:: AIM ::
Without the images, write out all of the following entries exactly.

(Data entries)
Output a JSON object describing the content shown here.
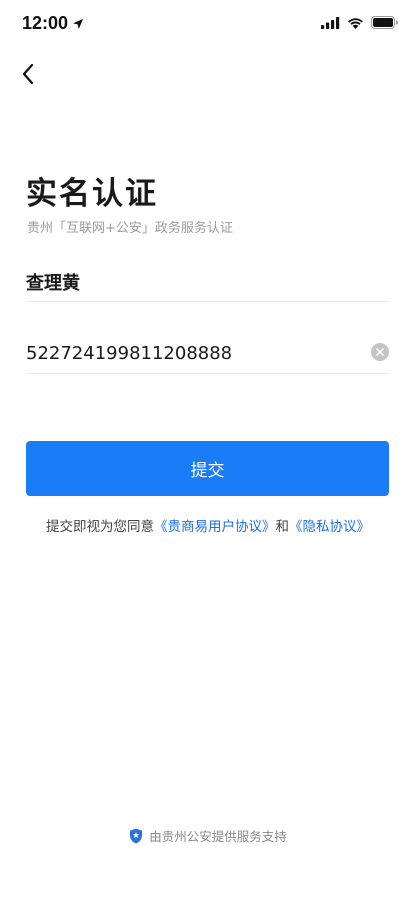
{
  "status_bar": {
    "time": "12:00"
  },
  "title": "实名认证",
  "subtitle": "贵州「互联网+公安」政务服务认证",
  "form": {
    "name_value": "查理黄",
    "id_value": "522724199811208888"
  },
  "submit_label": "提交",
  "agreement": {
    "prefix": "提交即视为您同意",
    "link_user": "《贵商易用户协议》",
    "joiner": "和",
    "link_privacy": "《隐私协议》"
  },
  "footer_text": "由贵州公安提供服务支持",
  "colors": {
    "primary": "#1a7cf7",
    "link": "#1a6fe6",
    "footer_icon": "#2f6fe0"
  }
}
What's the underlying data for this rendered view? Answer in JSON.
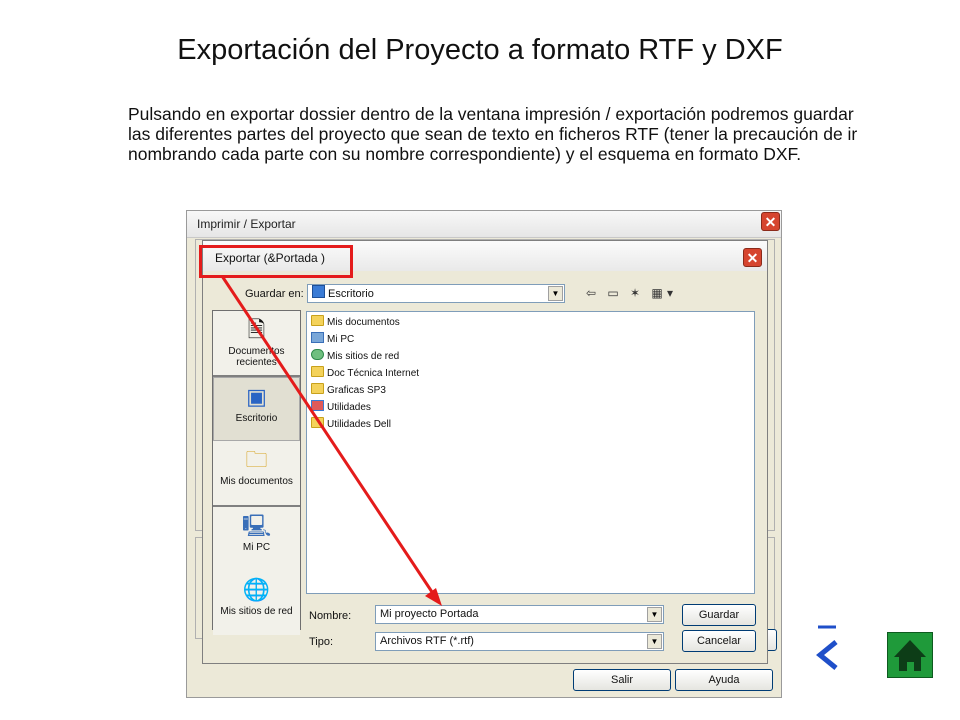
{
  "slide": {
    "title": "Exportación del Proyecto a formato RTF y DXF",
    "paragraph": "Pulsando en exportar dossier dentro de la ventana impresión / exportación podremos guardar las diferentes partes del proyecto que sean de texto en ficheros RTF (tener la precaución de ir nombrando cada parte con su nombre correspondiente) y el esquema en formato DXF."
  },
  "outer_dialog": {
    "title": "Imprimir / Exportar",
    "close": "✕",
    "salir_label": "Salir",
    "ayuda_label": "Ayuda"
  },
  "dialog": {
    "title": "Exportar (&Portada )",
    "close": "✕",
    "save_in_label": "Guardar en:",
    "save_in_value": "Escritorio",
    "places": [
      {
        "label": "Documentos recientes",
        "icon": "recent-documents-icon"
      },
      {
        "label": "Escritorio",
        "icon": "desktop-icon"
      },
      {
        "label": "Mis documentos",
        "icon": "my-documents-icon"
      },
      {
        "label": "Mi PC",
        "icon": "my-computer-icon"
      },
      {
        "label": "Mis sitios de red",
        "icon": "network-places-icon"
      }
    ],
    "files": [
      {
        "name": "Mis documentos",
        "icon": "my-documents-icon"
      },
      {
        "name": "Mi PC",
        "icon": "my-computer-icon"
      },
      {
        "name": "Mis sitios de red",
        "icon": "network-places-icon"
      },
      {
        "name": "Doc Técnica Internet",
        "icon": "folder-icon"
      },
      {
        "name": "Graficas SP3",
        "icon": "folder-icon"
      },
      {
        "name": "Utilidades",
        "icon": "utilities-icon"
      },
      {
        "name": "Utilidades Dell",
        "icon": "folder-icon"
      }
    ],
    "filename_label": "Nombre:",
    "filename_value": "Mi proyecto Portada",
    "filetype_label": "Tipo:",
    "filetype_value": "Archivos RTF (*.rtf)",
    "save_button": "Guardar",
    "cancel_button": "Cancelar"
  },
  "colors": {
    "highlight_red": "#e41b1b",
    "nav_green": "#1f9a3a"
  }
}
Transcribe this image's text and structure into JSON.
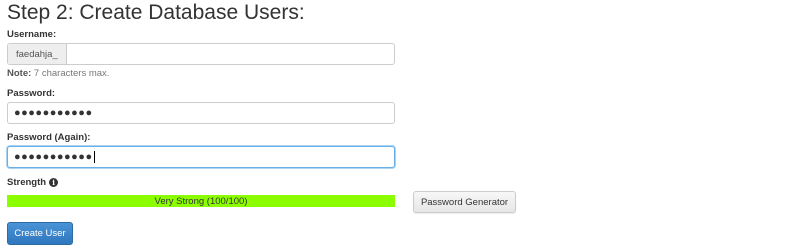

:: RESPONSE TO THE EXERCISE ::
Output a JSON object describing the content shown here.
{
  "status_bar": {
    "time": "12:00"
  },
  "title": "实名认证",
  "subtitle": "贵州「互联网+公安」政务服务认证",
  "form": {
    "name_value": "查理黄",
    "id_value": "522724199811208888"
  },
  "submit_label": "提交",
  "agreement": {
    "prefix": "提交即视为您同意",
    "link_user": "《贵商易用户协议》",
    "joiner": "和",
    "link_privacy": "《隐私协议》"
  },
  "footer_text": "由贵州公安提供服务支持",
  "colors": {
    "primary": "#1a7cf7",
    "link": "#1a6fe6",
    "footer_icon": "#2f6fe0"
  }
}
What's the underlying data for this rendered view? Answer in JSON.
{
  "slide": {
    "title": "Exportación del Proyecto a formato RTF y DXF",
    "paragraph": "Pulsando en exportar dossier dentro de la ventana impresión / exportación podremos guardar las diferentes partes del proyecto que sean de texto en ficheros RTF (tener la precaución de ir nombrando cada parte con su nombre correspondiente) y el esquema en formato DXF."
  },
  "outer_dialog": {
    "title": "Imprimir / Exportar",
    "close": "✕",
    "salir_label": "Salir",
    "ayuda_label": "Ayuda"
  },
  "dialog": {
    "title": "Exportar (&Portada )",
    "close": "✕",
    "save_in_label": "Guardar en:",
    "save_in_value": "Escritorio",
    "places": [
      {
        "label": "Documentos recientes",
        "icon": "recent-documents-icon"
      },
      {
        "label": "Escritorio",
        "icon": "desktop-icon"
      },
      {
        "label": "Mis documentos",
        "icon": "my-documents-icon"
      },
      {
        "label": "Mi PC",
        "icon": "my-computer-icon"
      },
      {
        "label": "Mis sitios de red",
        "icon": "network-places-icon"
      }
    ],
    "files": [
      {
        "name": "Mis documentos",
        "icon": "my-documents-icon"
      },
      {
        "name": "Mi PC",
        "icon": "my-computer-icon"
      },
      {
        "name": "Mis sitios de red",
        "icon": "network-places-icon"
      },
      {
        "name": "Doc Técnica Internet",
        "icon": "folder-icon"
      },
      {
        "name": "Graficas SP3",
        "icon": "folder-icon"
      },
      {
        "name": "Utilidades",
        "icon": "utilities-icon"
      },
      {
        "name": "Utilidades Dell",
        "icon": "folder-icon"
      }
    ],
    "filename_label": "Nombre:",
    "filename_value": "Mi proyecto Portada",
    "filetype_label": "Tipo:",
    "filetype_value": "Archivos RTF (*.rtf)",
    "save_button": "Guardar",
    "cancel_button": "Cancelar"
  },
  "colors": {
    "highlight_red": "#e41b1b",
    "nav_green": "#1f9a3a"
  }
}
Transcribe this image's text and structure into JSON.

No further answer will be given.